The strength of an atomic line, in general, is driven by the elemental abundance, the effective temperature, and the surface gravity of the star. Both Armandroff & Da Costa (1991), Olszewski et al. (1991) showed that the combined effect of effective temperature and surface gravity on the EWs of CaT lines can be parametrised as a function of luminosity alone. The CaT EWs corrected by this effect (i.e. the reduced EWs) only depend upon metallicity. Specifically, the authors found that in each given cluster, red giant stars follow a straight line in the luminosity–ΣEW plane. The slope of the line is identical for different clusters, while its zero point depends on the cluster metallicity. As a proxy for luminosity, some authors used the absolute magnitude of the star (Carrera et al. 2007, 2013), or, most commonly, the difference between the star apparent magnitude and the magnitude of the cluster horizontal branch, or red clump (Armandroff & Da Costa 1991; Rutledge et al. 1997; Cole et al. 2004; Battaglia et al. 2008; Warren & Cole 2009; Saviane et al. 2012; Mauro et al. 2014). We adopted the second option to minimise the uncertainty in the distance and reddening, both variable across the Galactic bulge.

The Ks magnitude, from the VVV survey (Minniti et al. 2010), was used for our bulge stars. To determine the slope in the luminosity–ΣEW plane, we used the star cluster data from Warren & Cole (2009). For each cluster star we plotted ΣEW as a function of (KKRC) and fitted a linear relation, deriving a representative slope by making the average of the single measurements. The left panel of Fig. 7 shows the straight lines defined by different clusters, each in a different colour. They are consistent with a constant slope of βKs = 0.384 ± 0.019 Å mag-1, in excellent agreement with those derived by Mauro et al. (2014) using the clusters from Saviane et al. (2012) combined with VVV photometry. This slope allows us to define the reduced EW parameter which is only dependent upon the metallicity of the star.

To determine the corresponding (KKRC) for our bulge stars, we measured the mean RC magnitude from the complete VVV de-reddened Ks photometric catalogue corresponding to the observed field by using the reddening map presented in Gonzalez et al. (2011b). The right panel of Fig. 7 shows the location of our RC and RGB targets, all in Baade’s Window, in the same plane. The colour coding traces metallicity (as measured from the HR spectra), and it is the same as was used for the star clusters. Contrary to what happens in star clusters, bulge stars in each metallicity bin do not seem to define parallel straight lines. We interpret this as the result of the probable disk contamination, the error bar on the metallicity of each star, and the intrinsic width of the metallicity bin. Moreover, while for star clusters the x-axis is a clean proxy for luminosity, bulge stars have a significant distance spread, and the red clump only reflects their mean distance.

▶ **TASK GOAL**:
From the passage above on CaT line strengths, extract the part that begins at the words "The Ks magnitude, from" and stops after "metallicity of the star.".

▶ **SUPPLIED ENTRIES**:
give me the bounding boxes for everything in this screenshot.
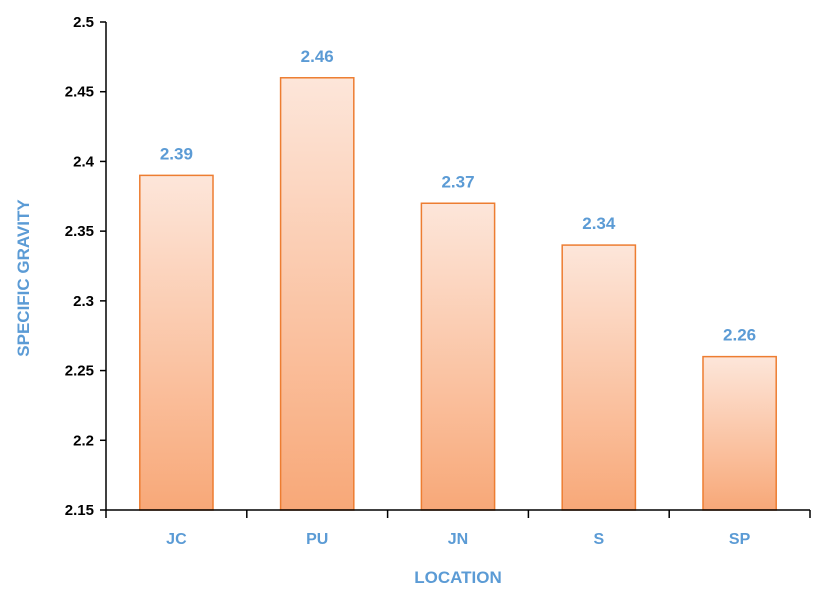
data-label-s: 2.34	[582, 214, 616, 233]
x-tick-label-jn: JN	[448, 531, 468, 548]
bar-s	[561, 244, 637, 511]
bar-jn	[420, 202, 496, 511]
x-axis-title: LOCATION	[414, 568, 502, 587]
x-tick-label-s: S	[593, 531, 604, 548]
y-tick-label: 2.25	[65, 363, 94, 380]
x-tick-label-pu: PU	[306, 531, 328, 548]
data-label-sp: 2.26	[723, 326, 756, 345]
data-label-pu: 2.46	[301, 47, 334, 66]
y-tick-label: 2.15	[65, 502, 94, 519]
y-tick-label: 2.2	[73, 432, 94, 449]
y-axis-ticks: 2.15 2.2 2.25 2.3 2.35 2.4 2.45 2.5	[65, 14, 106, 519]
data-label-jc: 2.39	[160, 144, 193, 163]
data-labels: 2.39 2.46 2.37 2.34 2.26	[160, 47, 756, 345]
bar-pu	[279, 77, 355, 511]
y-tick-label: 2.3	[73, 293, 94, 310]
y-tick-label: 2.4	[73, 153, 95, 170]
x-axis-ticks: JC PU JN S SP	[105, 510, 811, 548]
bar-sp	[702, 355, 777, 511]
y-tick-label: 2.5	[73, 14, 94, 31]
y-tick-label: 2.35	[65, 223, 94, 240]
bar-jc	[139, 174, 214, 511]
x-tick-label-sp: SP	[729, 531, 751, 548]
axes	[105, 22, 810, 511]
bars	[139, 77, 777, 511]
data-label-jn: 2.37	[441, 172, 474, 191]
y-tick-label: 2.45	[65, 84, 94, 101]
y-axis-title: SPECIFIC GRAVITY	[14, 199, 33, 357]
x-tick-label-jc: JC	[166, 531, 187, 548]
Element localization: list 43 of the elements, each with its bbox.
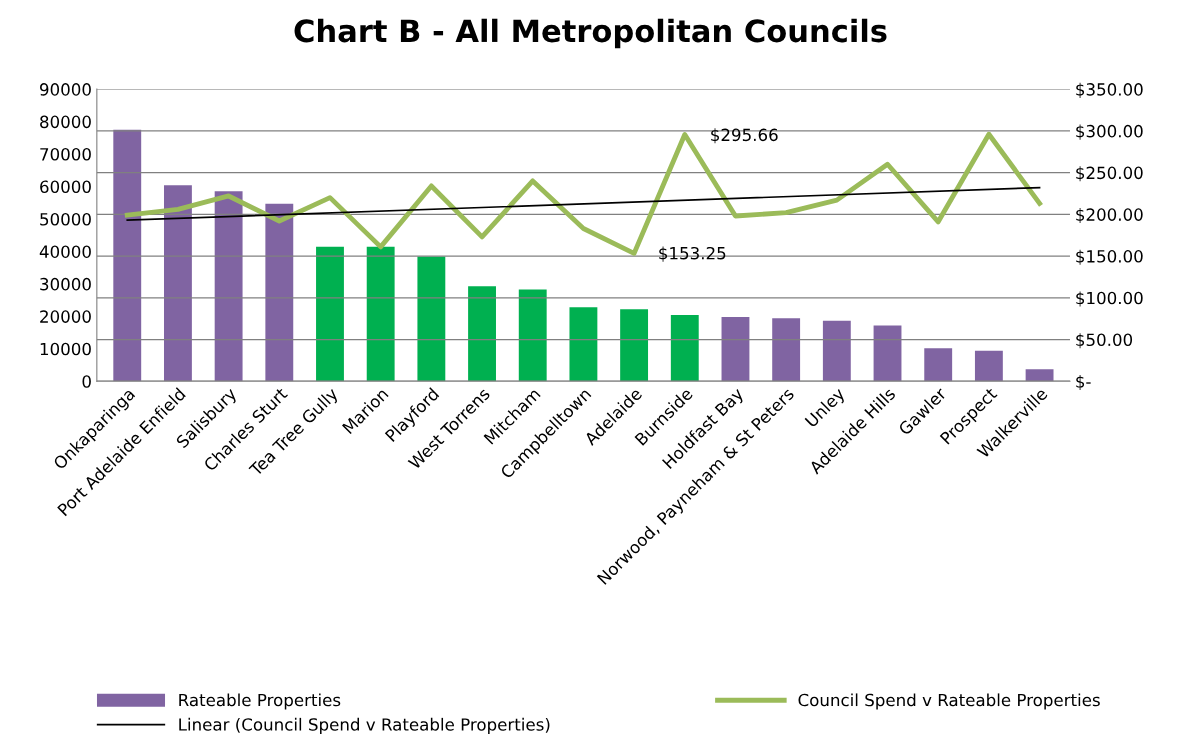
bar: [265, 203, 294, 382]
y2-tick-label: $50.00: [1076, 333, 1133, 349]
bar: [417, 256, 446, 382]
annotation: $295.66: [711, 128, 778, 144]
y-tick-label: 30000: [40, 277, 91, 291]
bar: [468, 286, 496, 382]
legend-label: Council Spend v Rateable Properties: [798, 693, 1100, 710]
bar: [366, 246, 395, 382]
bar: [518, 289, 547, 382]
y-tick-label: 50000: [40, 212, 91, 226]
bar: [1025, 369, 1054, 382]
chart-title: Chart B - All Metropolitan Councils: [294, 18, 887, 49]
y-tick-label: 70000: [40, 148, 91, 161]
bar: [620, 309, 649, 382]
y2-tick-label: $-: [1076, 374, 1091, 391]
legend-label: Linear (Council Spend v Rateable Properties): [179, 717, 550, 734]
bar: [873, 325, 902, 382]
y2-tick-label: $200.00: [1076, 207, 1143, 224]
bar: [569, 307, 598, 382]
bar: [164, 185, 192, 382]
y-tick-label: 10000: [40, 342, 91, 356]
y2-tick-label: $300.00: [1076, 124, 1143, 140]
bar: [214, 191, 243, 382]
bar: [822, 320, 851, 382]
y-tick-label: 0: [82, 375, 91, 388]
bar: [974, 350, 1003, 382]
annotation: $153.25: [659, 246, 726, 262]
y2-tick-label: $100.00: [1076, 291, 1143, 307]
y2-tick-label: $150.00: [1076, 249, 1143, 265]
bar: [670, 315, 699, 382]
bar: [772, 318, 801, 382]
y2-tick-label: $250.00: [1076, 166, 1143, 182]
y-tick-label: 40000: [39, 245, 91, 258]
bar: [316, 246, 344, 382]
bar: [924, 348, 953, 382]
y-tick-label: 60000: [40, 180, 91, 194]
y-tick-label: 20000: [40, 310, 91, 323]
y-tick-label: 90000: [40, 83, 91, 96]
legend-label: Rateable Properties: [179, 693, 341, 710]
y-tick-label: 80000: [40, 115, 91, 129]
y2-tick-label: $350.00: [1076, 82, 1143, 98]
bar: [721, 316, 750, 382]
bar: [113, 129, 142, 382]
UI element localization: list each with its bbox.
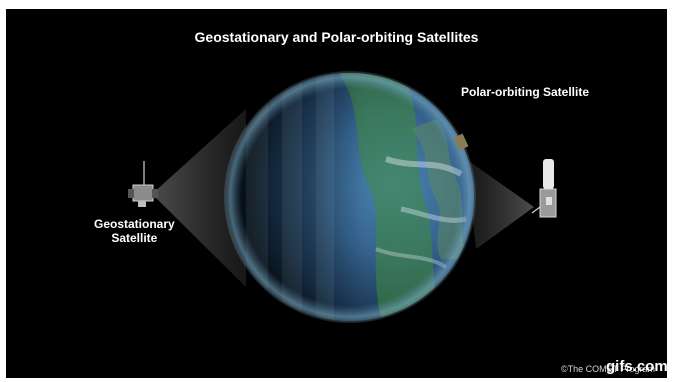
scene-illustration [128,71,557,323]
geostationary-field-of-view [152,109,246,287]
geostationary-satellite-label: Geostationary Satellite [94,217,175,245]
polar-satellite-icon [531,159,557,218]
earth-globe [224,71,476,323]
satellite-scene: Geostationary and Polar-orbiting Satelli… [6,9,667,378]
polar-field-of-view [466,159,534,249]
orbiting-satellite-icon [453,133,469,151]
geostationary-label-line1: Geostationary [94,217,175,231]
polar-satellite-label: Polar-orbiting Satellite [461,85,590,99]
copyright-credit: ©The COMET Program [561,364,655,374]
geostationary-satellite-icon [128,161,158,207]
gifs-watermark: gifs.com [606,358,667,375]
image-title: Geostationary and Polar-orbiting Satelli… [194,29,479,45]
geostationary-label-line2: Satellite [111,231,158,245]
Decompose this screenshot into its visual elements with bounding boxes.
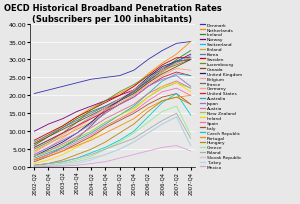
Title: OECD Historical Broadband Penetration Rates
(Subscribers per 100 inhabitants): OECD Historical Broadband Penetration Ra…: [4, 4, 221, 24]
Legend: Denmark, Netherlands, Iceland, Norway, Switzerland, Finland, Korea, Sweden, Luxe: Denmark, Netherlands, Iceland, Norway, S…: [198, 22, 244, 171]
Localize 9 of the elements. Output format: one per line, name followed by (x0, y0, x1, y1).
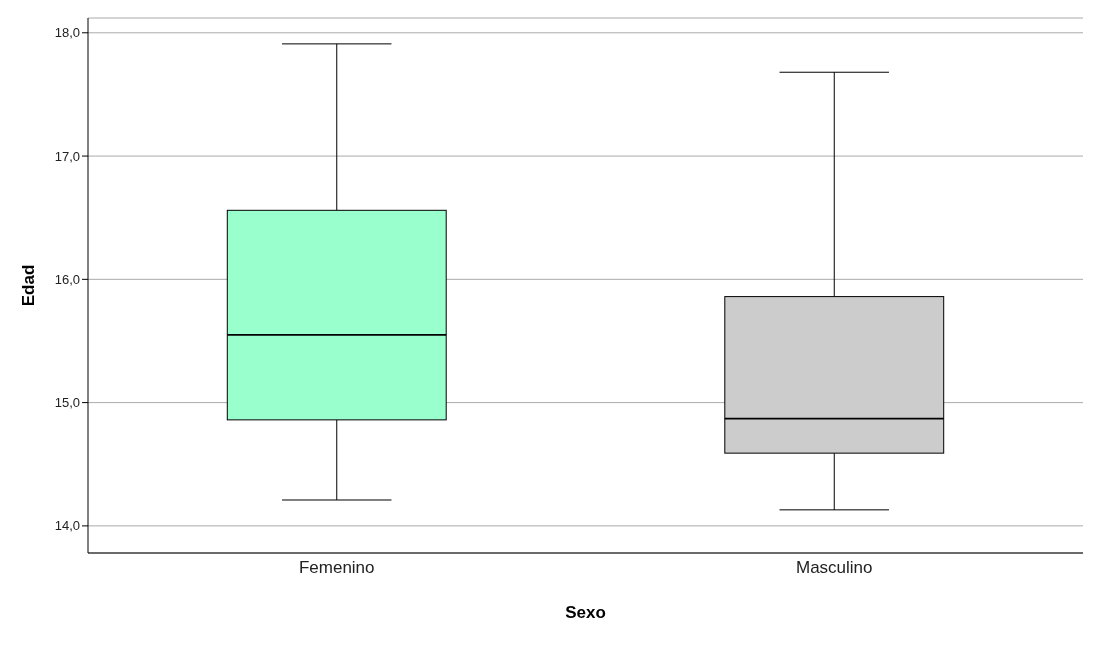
y-tick-label: 14,0 (54, 518, 80, 534)
x-axis-title: Sexo (565, 603, 606, 622)
y-tick-label: 15,0 (54, 395, 80, 411)
x-tick-label: Masculino (795, 558, 873, 578)
x-tick-label: Femenino (298, 558, 375, 578)
y-tick-label: 18,0 (54, 25, 80, 41)
y-tick-label: 16,0 (54, 271, 80, 287)
y-axis-title: Edad (19, 264, 39, 307)
y-tick-label: 17,0 (54, 148, 80, 164)
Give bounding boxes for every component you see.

▶ **TASK ANSWER**:
The Ks magnitude, from the VVV survey (Minniti et al. 2010), was used for our bulge stars. To determine the slope in the luminosity–ΣEW plane, we used the star cluster data from Warren & Cole (2009). For each cluster star we plotted ΣEW as a function of (KKRC) and fitted a linear relation, deriving a representative slope by making the average of the single measurements. The left panel of Fig. 7 shows the straight lines defined by different clusters, each in a different colour. They are consistent with a constant slope of βKs = 0.384 ± 0.019 Å mag-1, in excellent agreement with those derived by Mauro et al. (2014) using the clusters from Saviane et al. (2012) combined with VVV photometry. This slope allows us to define the reduced EW parameter which is only dependent upon the metallicity of the star.